Stored dataset items

■ ■ ■

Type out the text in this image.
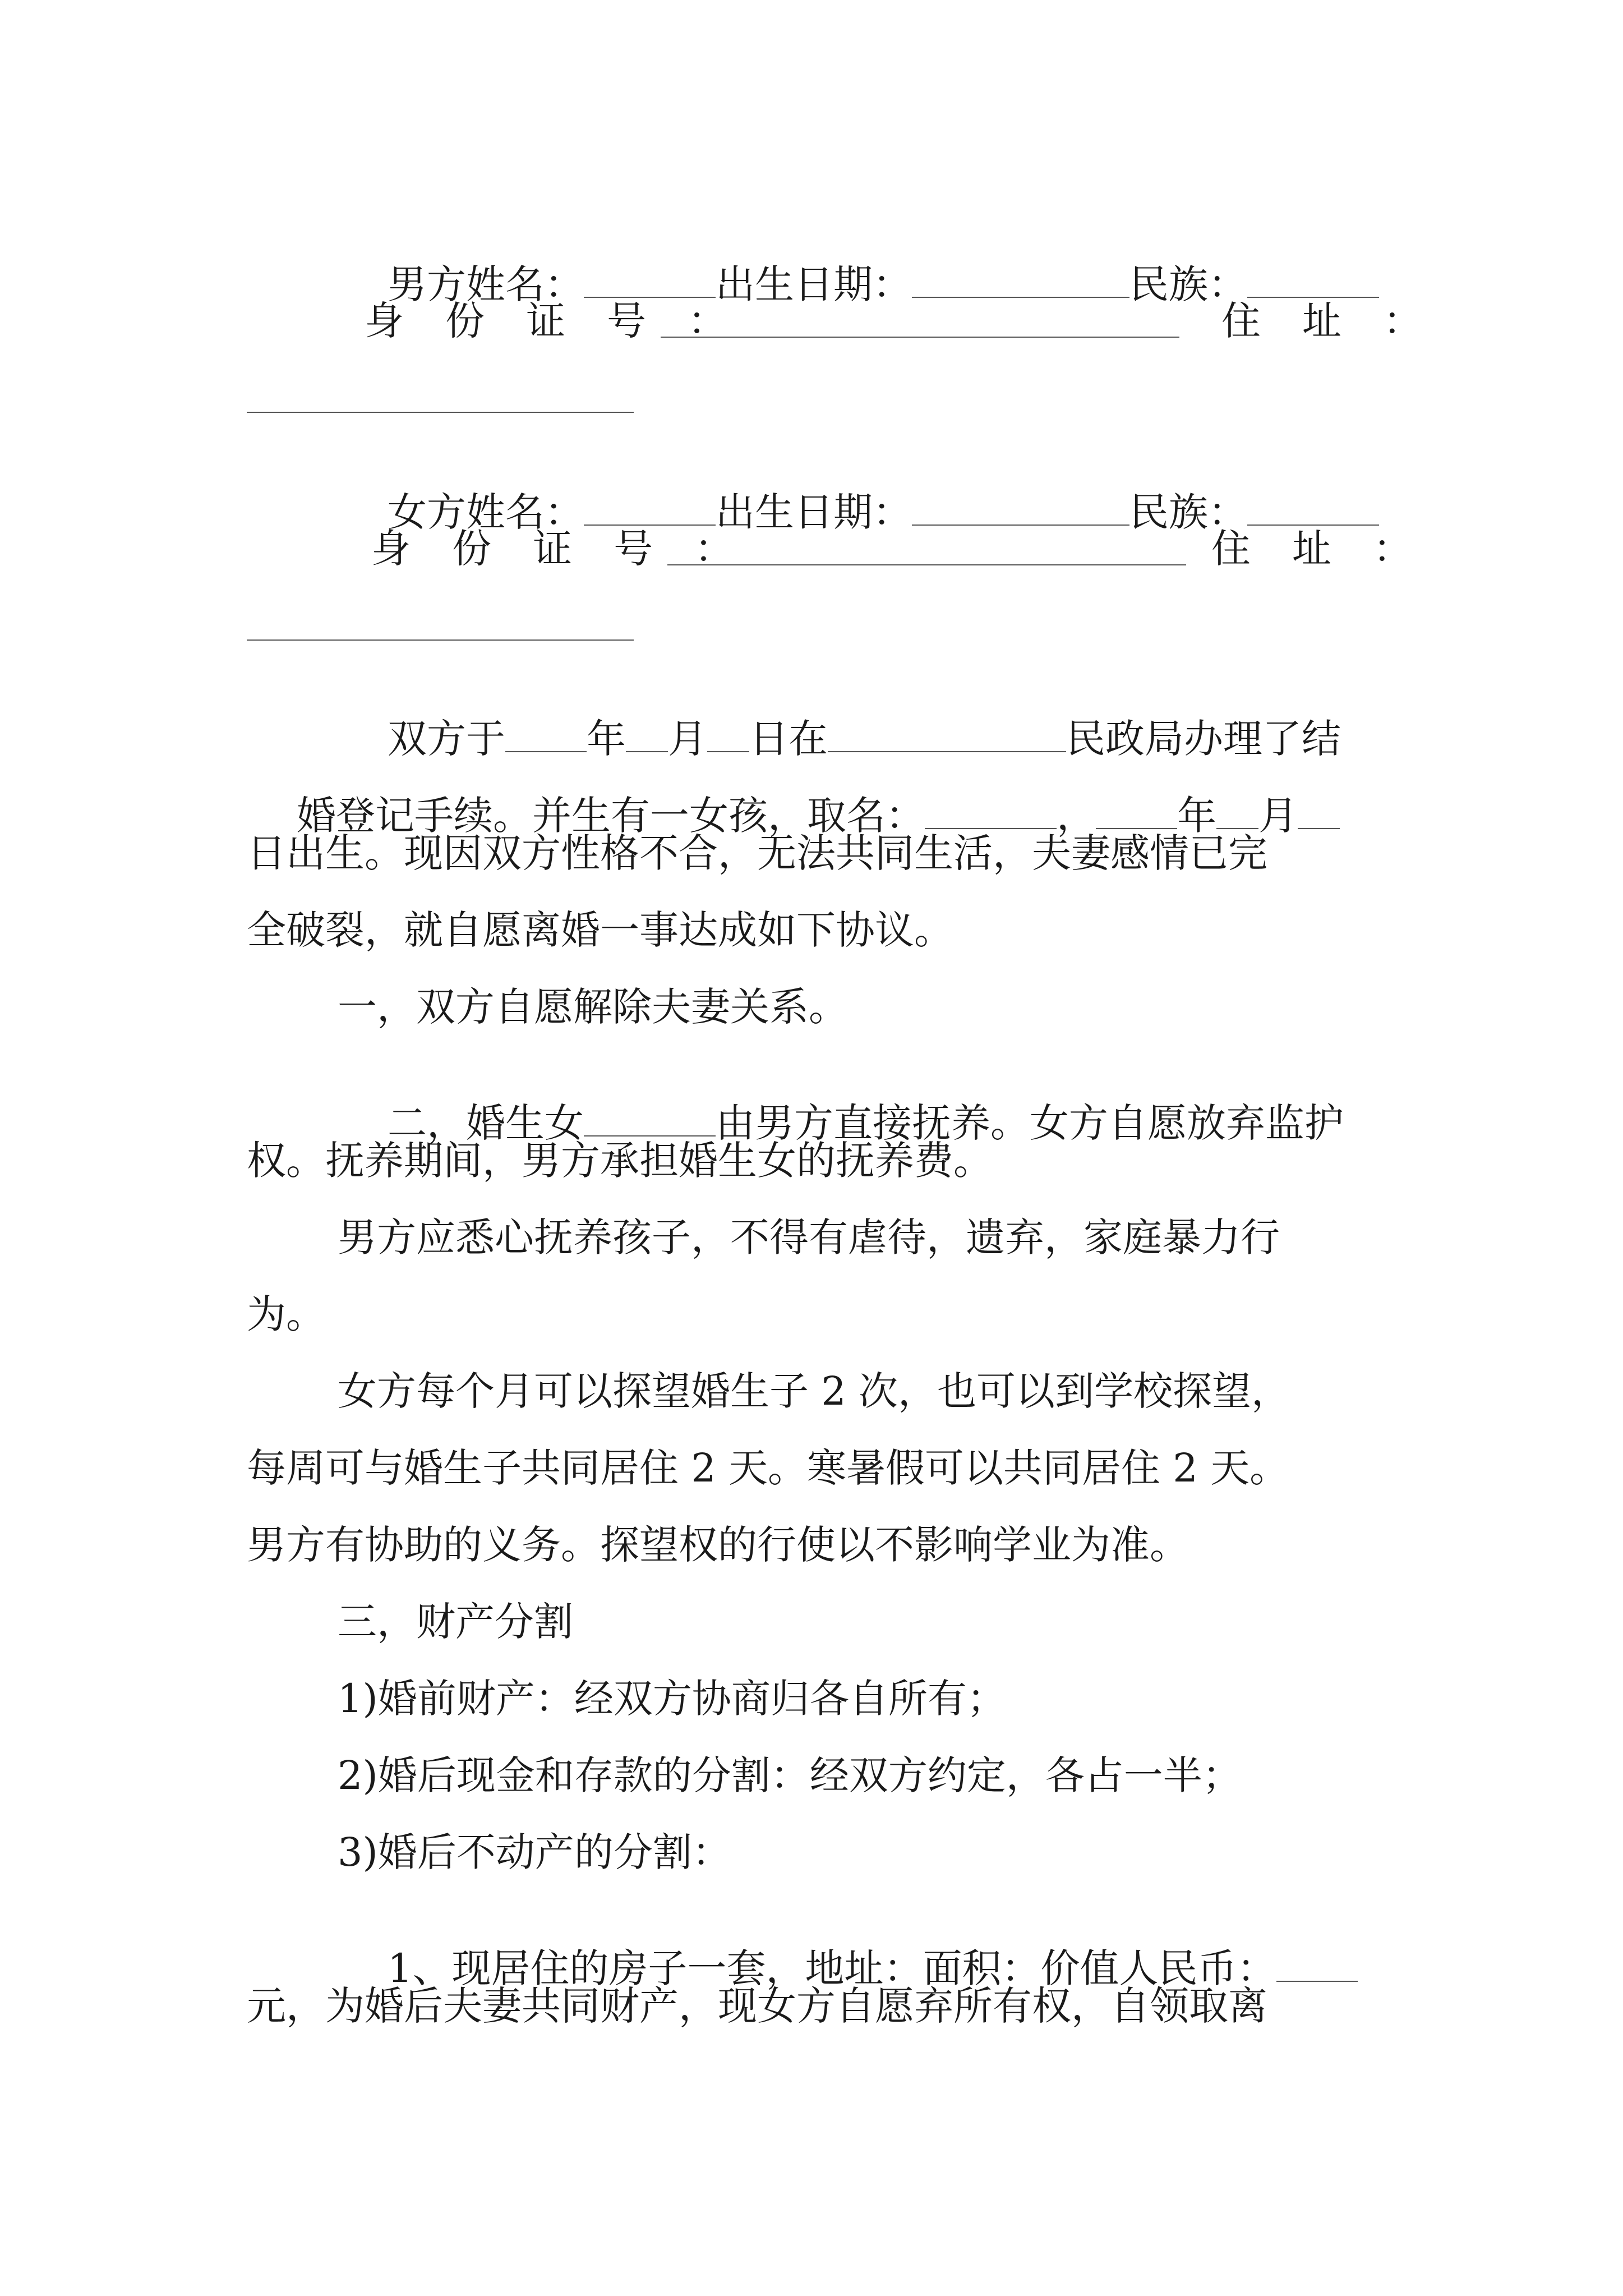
男方姓名：	出生日期：	民族：

身 份 证 号 ：	住 址 ：

女方姓名：	出生日期：	民族：

身 份 证 号 ：	住 址 ：

双方于 年 月 日在	民政局办理了结

婚登记手续。并生有一女孩，取名：	， 年 月

日出生。现因双方性格不合，无法共同生活，夫妻感情已完
全破裂，就自愿离婚一事达成如下协议。
一，双方自愿解除夫妻关系。

二，婚生女	由男方直接抚养。女方自愿放弃监护

权。抚养期间，男方承担婚生女的抚养费。
男方应悉心抚养孩子，不得有虐待，遗弃，家庭暴力行
为。
女方每个月可以探望婚生子 2 次，也可以到学校探望，
每周可与婚生子共同居住 2 天。寒暑假可以共同居住 2 天。
男方有协助的义务。探望权的行使以不影响学业为准。
三，财产分割
1)婚前财产：经双方协商归各自所有；
2)婚后现金和存款的分割：经双方约定，各占一半；
3)婚后不动产的分割：

1、现居住的房子一套，地址：面积：价值人民币：

元，为婚后夫妻共同财产，现女方自愿弃所有权，自领取离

■ ■ ■

Print each of the records above exactly as written, leaving no picture in the copy.

Type out the text in this image.
男方姓名：	出生日期：	民族：

身 份 证 号 ：	住 址 ：

女方姓名：	出生日期：	民族：

身 份 证 号 ：	住 址 ：

双方于 年 月 日在	民政局办理了结

婚登记手续。并生有一女孩，取名：	， 年 月

日出生。现因双方性格不合，无法共同生活，夫妻感情已完
全破裂，就自愿离婚一事达成如下协议。
一，双方自愿解除夫妻关系。

二，婚生女	由男方直接抚养。女方自愿放弃监护

权。抚养期间，男方承担婚生女的抚养费。
男方应悉心抚养孩子，不得有虐待，遗弃，家庭暴力行
为。
女方每个月可以探望婚生子 2 次，也可以到学校探望，
每周可与婚生子共同居住 2 天。寒暑假可以共同居住 2 天。
男方有协助的义务。探望权的行使以不影响学业为准。
三，财产分割
1)婚前财产：经双方协商归各自所有；
2)婚后现金和存款的分割：经双方约定，各占一半；
3)婚后不动产的分割：

1、现居住的房子一套，地址：面积：价值人民币：

元，为婚后夫妻共同财产，现女方自愿弃所有权，自领取离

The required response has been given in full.